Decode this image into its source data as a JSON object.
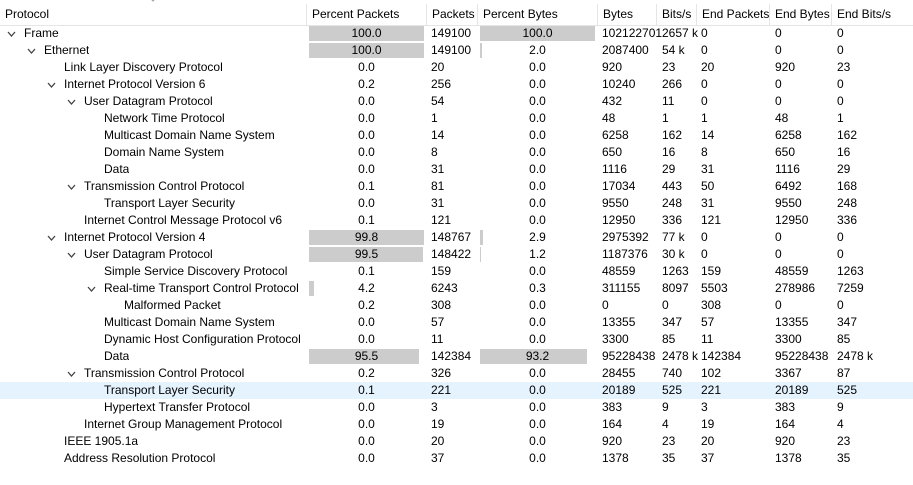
{
  "columns": [
    "Protocol",
    "Percent Packets",
    "Packets",
    "Percent Bytes",
    "Bytes",
    "Bits/s",
    "End Packets",
    "End Bytes",
    "End Bits/s"
  ],
  "rows": [
    {
      "level": 0,
      "expanded": true,
      "protocol": "Frame",
      "pct_packets": "100.0",
      "pct_packets_fill": 100,
      "packets": "149100",
      "pct_bytes": "100.0",
      "pct_bytes_fill": 100,
      "bytes": "102122701",
      "bits_s": "2657 k",
      "end_packets": "0",
      "end_bytes": "0",
      "end_bits_s": "0"
    },
    {
      "level": 1,
      "expanded": true,
      "protocol": "Ethernet",
      "pct_packets": "100.0",
      "pct_packets_fill": 100,
      "packets": "149100",
      "pct_bytes": "2.0",
      "pct_bytes_fill": 2,
      "bytes": "2087400",
      "bits_s": "54 k",
      "end_packets": "0",
      "end_bytes": "0",
      "end_bits_s": "0"
    },
    {
      "level": 2,
      "protocol": "Link Layer Discovery Protocol",
      "pct_packets": "0.0",
      "pct_packets_fill": 0,
      "packets": "20",
      "pct_bytes": "0.0",
      "pct_bytes_fill": 0,
      "bytes": "920",
      "bits_s": "23",
      "end_packets": "20",
      "end_bytes": "920",
      "end_bits_s": "23"
    },
    {
      "level": 2,
      "expanded": true,
      "protocol": "Internet Protocol Version 6",
      "pct_packets": "0.2",
      "pct_packets_fill": 0,
      "packets": "256",
      "pct_bytes": "0.0",
      "pct_bytes_fill": 0,
      "bytes": "10240",
      "bits_s": "266",
      "end_packets": "0",
      "end_bytes": "0",
      "end_bits_s": "0"
    },
    {
      "level": 3,
      "expanded": true,
      "protocol": "User Datagram Protocol",
      "pct_packets": "0.0",
      "pct_packets_fill": 0,
      "packets": "54",
      "pct_bytes": "0.0",
      "pct_bytes_fill": 0,
      "bytes": "432",
      "bits_s": "11",
      "end_packets": "0",
      "end_bytes": "0",
      "end_bits_s": "0"
    },
    {
      "level": 4,
      "protocol": "Network Time Protocol",
      "pct_packets": "0.0",
      "pct_packets_fill": 0,
      "packets": "1",
      "pct_bytes": "0.0",
      "pct_bytes_fill": 0,
      "bytes": "48",
      "bits_s": "1",
      "end_packets": "1",
      "end_bytes": "48",
      "end_bits_s": "1"
    },
    {
      "level": 4,
      "protocol": "Multicast Domain Name System",
      "pct_packets": "0.0",
      "pct_packets_fill": 0,
      "packets": "14",
      "pct_bytes": "0.0",
      "pct_bytes_fill": 0,
      "bytes": "6258",
      "bits_s": "162",
      "end_packets": "14",
      "end_bytes": "6258",
      "end_bits_s": "162"
    },
    {
      "level": 4,
      "protocol": "Domain Name System",
      "pct_packets": "0.0",
      "pct_packets_fill": 0,
      "packets": "8",
      "pct_bytes": "0.0",
      "pct_bytes_fill": 0,
      "bytes": "650",
      "bits_s": "16",
      "end_packets": "8",
      "end_bytes": "650",
      "end_bits_s": "16"
    },
    {
      "level": 4,
      "protocol": "Data",
      "pct_packets": "0.0",
      "pct_packets_fill": 0,
      "packets": "31",
      "pct_bytes": "0.0",
      "pct_bytes_fill": 0,
      "bytes": "1116",
      "bits_s": "29",
      "end_packets": "31",
      "end_bytes": "1116",
      "end_bits_s": "29"
    },
    {
      "level": 3,
      "expanded": true,
      "protocol": "Transmission Control Protocol",
      "pct_packets": "0.1",
      "pct_packets_fill": 0,
      "packets": "81",
      "pct_bytes": "0.0",
      "pct_bytes_fill": 0,
      "bytes": "17034",
      "bits_s": "443",
      "end_packets": "50",
      "end_bytes": "6492",
      "end_bits_s": "168"
    },
    {
      "level": 4,
      "protocol": "Transport Layer Security",
      "pct_packets": "0.0",
      "pct_packets_fill": 0,
      "packets": "31",
      "pct_bytes": "0.0",
      "pct_bytes_fill": 0,
      "bytes": "9550",
      "bits_s": "248",
      "end_packets": "31",
      "end_bytes": "9550",
      "end_bits_s": "248"
    },
    {
      "level": 3,
      "protocol": "Internet Control Message Protocol v6",
      "pct_packets": "0.1",
      "pct_packets_fill": 0,
      "packets": "121",
      "pct_bytes": "0.0",
      "pct_bytes_fill": 0,
      "bytes": "12950",
      "bits_s": "336",
      "end_packets": "121",
      "end_bytes": "12950",
      "end_bits_s": "336"
    },
    {
      "level": 2,
      "expanded": true,
      "protocol": "Internet Protocol Version 4",
      "pct_packets": "99.8",
      "pct_packets_fill": 99.8,
      "packets": "148767",
      "pct_bytes": "2.9",
      "pct_bytes_fill": 2.9,
      "bytes": "2975392",
      "bits_s": "77 k",
      "end_packets": "0",
      "end_bytes": "0",
      "end_bits_s": "0"
    },
    {
      "level": 3,
      "expanded": true,
      "protocol": "User Datagram Protocol",
      "pct_packets": "99.5",
      "pct_packets_fill": 99.5,
      "packets": "148422",
      "pct_bytes": "1.2",
      "pct_bytes_fill": 1.2,
      "bytes": "1187376",
      "bits_s": "30 k",
      "end_packets": "0",
      "end_bytes": "0",
      "end_bits_s": "0"
    },
    {
      "level": 4,
      "protocol": "Simple Service Discovery Protocol",
      "pct_packets": "0.1",
      "pct_packets_fill": 0,
      "packets": "159",
      "pct_bytes": "0.0",
      "pct_bytes_fill": 0,
      "bytes": "48559",
      "bits_s": "1263",
      "end_packets": "159",
      "end_bytes": "48559",
      "end_bits_s": "1263"
    },
    {
      "level": 4,
      "expanded": true,
      "protocol": "Real-time Transport Control Protocol",
      "pct_packets": "4.2",
      "pct_packets_fill": 4.2,
      "packets": "6243",
      "pct_bytes": "0.3",
      "pct_bytes_fill": 0,
      "bytes": "311155",
      "bits_s": "8097",
      "end_packets": "5503",
      "end_bytes": "278986",
      "end_bits_s": "7259"
    },
    {
      "level": 5,
      "protocol": "Malformed Packet",
      "pct_packets": "0.2",
      "pct_packets_fill": 0,
      "packets": "308",
      "pct_bytes": "0.0",
      "pct_bytes_fill": 0,
      "bytes": "0",
      "bits_s": "0",
      "end_packets": "308",
      "end_bytes": "0",
      "end_bits_s": "0"
    },
    {
      "level": 4,
      "protocol": "Multicast Domain Name System",
      "pct_packets": "0.0",
      "pct_packets_fill": 0,
      "packets": "57",
      "pct_bytes": "0.0",
      "pct_bytes_fill": 0,
      "bytes": "13355",
      "bits_s": "347",
      "end_packets": "57",
      "end_bytes": "13355",
      "end_bits_s": "347"
    },
    {
      "level": 4,
      "protocol": "Dynamic Host Configuration Protocol",
      "pct_packets": "0.0",
      "pct_packets_fill": 0,
      "packets": "11",
      "pct_bytes": "0.0",
      "pct_bytes_fill": 0,
      "bytes": "3300",
      "bits_s": "85",
      "end_packets": "11",
      "end_bytes": "3300",
      "end_bits_s": "85"
    },
    {
      "level": 4,
      "protocol": "Data",
      "pct_packets": "95.5",
      "pct_packets_fill": 95.5,
      "packets": "142384",
      "pct_bytes": "93.2",
      "pct_bytes_fill": 93.2,
      "bytes": "95228438",
      "bits_s": "2478 k",
      "end_packets": "142384",
      "end_bytes": "95228438",
      "end_bits_s": "2478 k"
    },
    {
      "level": 3,
      "expanded": true,
      "protocol": "Transmission Control Protocol",
      "pct_packets": "0.2",
      "pct_packets_fill": 0,
      "packets": "326",
      "pct_bytes": "0.0",
      "pct_bytes_fill": 0,
      "bytes": "28455",
      "bits_s": "740",
      "end_packets": "102",
      "end_bytes": "3367",
      "end_bits_s": "87"
    },
    {
      "level": 4,
      "selected": true,
      "protocol": "Transport Layer Security",
      "pct_packets": "0.1",
      "pct_packets_fill": 0,
      "packets": "221",
      "pct_bytes": "0.0",
      "pct_bytes_fill": 0,
      "bytes": "20189",
      "bits_s": "525",
      "end_packets": "221",
      "end_bytes": "20189",
      "end_bits_s": "525"
    },
    {
      "level": 4,
      "protocol": "Hypertext Transfer Protocol",
      "pct_packets": "0.0",
      "pct_packets_fill": 0,
      "packets": "3",
      "pct_bytes": "0.0",
      "pct_bytes_fill": 0,
      "bytes": "383",
      "bits_s": "9",
      "end_packets": "3",
      "end_bytes": "383",
      "end_bits_s": "9"
    },
    {
      "level": 3,
      "protocol": "Internet Group Management Protocol",
      "pct_packets": "0.0",
      "pct_packets_fill": 0,
      "packets": "19",
      "pct_bytes": "0.0",
      "pct_bytes_fill": 0,
      "bytes": "164",
      "bits_s": "4",
      "end_packets": "19",
      "end_bytes": "164",
      "end_bits_s": "4"
    },
    {
      "level": 2,
      "protocol": "IEEE 1905.1a",
      "pct_packets": "0.0",
      "pct_packets_fill": 0,
      "packets": "20",
      "pct_bytes": "0.0",
      "pct_bytes_fill": 0,
      "bytes": "920",
      "bits_s": "23",
      "end_packets": "20",
      "end_bytes": "920",
      "end_bits_s": "23"
    },
    {
      "level": 2,
      "protocol": "Address Resolution Protocol",
      "pct_packets": "0.0",
      "pct_packets_fill": 0,
      "packets": "37",
      "pct_bytes": "0.0",
      "pct_bytes_fill": 0,
      "bytes": "1378",
      "bits_s": "35",
      "end_packets": "37",
      "end_bytes": "1378",
      "end_bits_s": "35"
    }
  ],
  "icons": {
    "expanded": "chevron-down-icon",
    "sort": "sort-ascending-icon"
  },
  "colors": {
    "bar": "#cccccc",
    "selection": "#e5f3ff",
    "grid": "#e5e5e5"
  }
}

----

§ **DIRECTIONS**
Count how many lines contain "Internet" and give only that count.

§ **ANSWER TO THE TASK**
4